● Challenge:
Keep the images out and copy every entry below exactly.

● Input records:
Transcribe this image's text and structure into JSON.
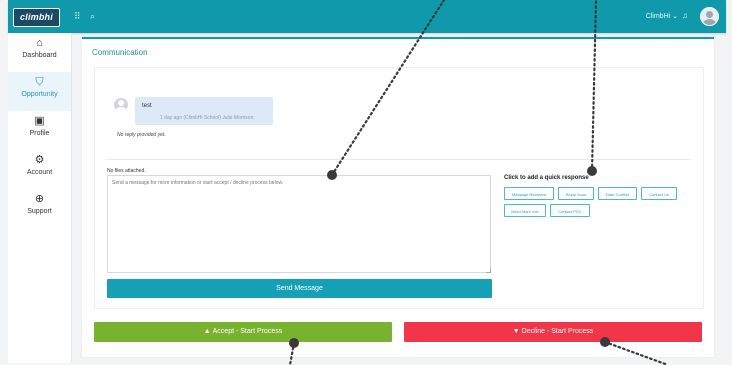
{
  "app": {
    "logo_text": "climbhi",
    "user_name": "ClimbHi ⌄"
  },
  "icons": {
    "menu": "grid-icon",
    "search": "search-icon",
    "bell": "bell-icon"
  },
  "sidebar": {
    "items": [
      {
        "label": "Dashboard",
        "icon": "dashboard-icon",
        "glyph": "⌂",
        "active": false
      },
      {
        "label": "Opportunity",
        "icon": "opportunity-icon",
        "glyph": "⛉",
        "active": true
      },
      {
        "label": "Profile",
        "icon": "profile-icon",
        "glyph": "▣",
        "active": false
      },
      {
        "label": "Account",
        "icon": "account-icon",
        "glyph": "⚙",
        "active": false
      },
      {
        "label": "Support",
        "icon": "support-icon",
        "glyph": "⊕",
        "active": false
      }
    ]
  },
  "communication": {
    "title": "Communication",
    "message": {
      "text": "test",
      "meta": "1 day ago (ClimbHi School) Julie Morrison"
    },
    "no_reply": "No reply provided yet.",
    "files_label": "No files attached.",
    "message_placeholder": "Send a message for more information or start accept / decline process below.",
    "send_label": "Send Message",
    "quick_title": "Click to add a quick response",
    "quick_responses": [
      "Message Received",
      "Reply Soon",
      "Date Conflict",
      "Contact Us",
      "Need More Info",
      "Contact POC"
    ]
  },
  "actions": {
    "accept_label": "Accept - Start Process",
    "decline_label": "Decline - Start Process"
  },
  "colors": {
    "header": "#0f99ab",
    "accept": "#78b22f",
    "decline": "#f2364a",
    "annotation": "#444444"
  }
}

● Full output:
Transcribe this image's text and structure into JSON.
{
  "app": {
    "logo_text": "climbhi",
    "user_name": "ClimbHi ⌄"
  },
  "icons": {
    "menu": "grid-icon",
    "search": "search-icon",
    "bell": "bell-icon"
  },
  "sidebar": {
    "items": [
      {
        "label": "Dashboard",
        "icon": "dashboard-icon",
        "glyph": "⌂",
        "active": false
      },
      {
        "label": "Opportunity",
        "icon": "opportunity-icon",
        "glyph": "⛉",
        "active": true
      },
      {
        "label": "Profile",
        "icon": "profile-icon",
        "glyph": "▣",
        "active": false
      },
      {
        "label": "Account",
        "icon": "account-icon",
        "glyph": "⚙",
        "active": false
      },
      {
        "label": "Support",
        "icon": "support-icon",
        "glyph": "⊕",
        "active": false
      }
    ]
  },
  "communication": {
    "title": "Communication",
    "message": {
      "text": "test",
      "meta": "1 day ago (ClimbHi School) Julie Morrison"
    },
    "no_reply": "No reply provided yet.",
    "files_label": "No files attached.",
    "message_placeholder": "Send a message for more information or start accept / decline process below.",
    "send_label": "Send Message",
    "quick_title": "Click to add a quick response",
    "quick_responses": [
      "Message Received",
      "Reply Soon",
      "Date Conflict",
      "Contact Us",
      "Need More Info",
      "Contact POC"
    ]
  },
  "actions": {
    "accept_label": "Accept - Start Process",
    "decline_label": "Decline - Start Process"
  },
  "colors": {
    "header": "#0f99ab",
    "accept": "#78b22f",
    "decline": "#f2364a",
    "annotation": "#444444"
  }
}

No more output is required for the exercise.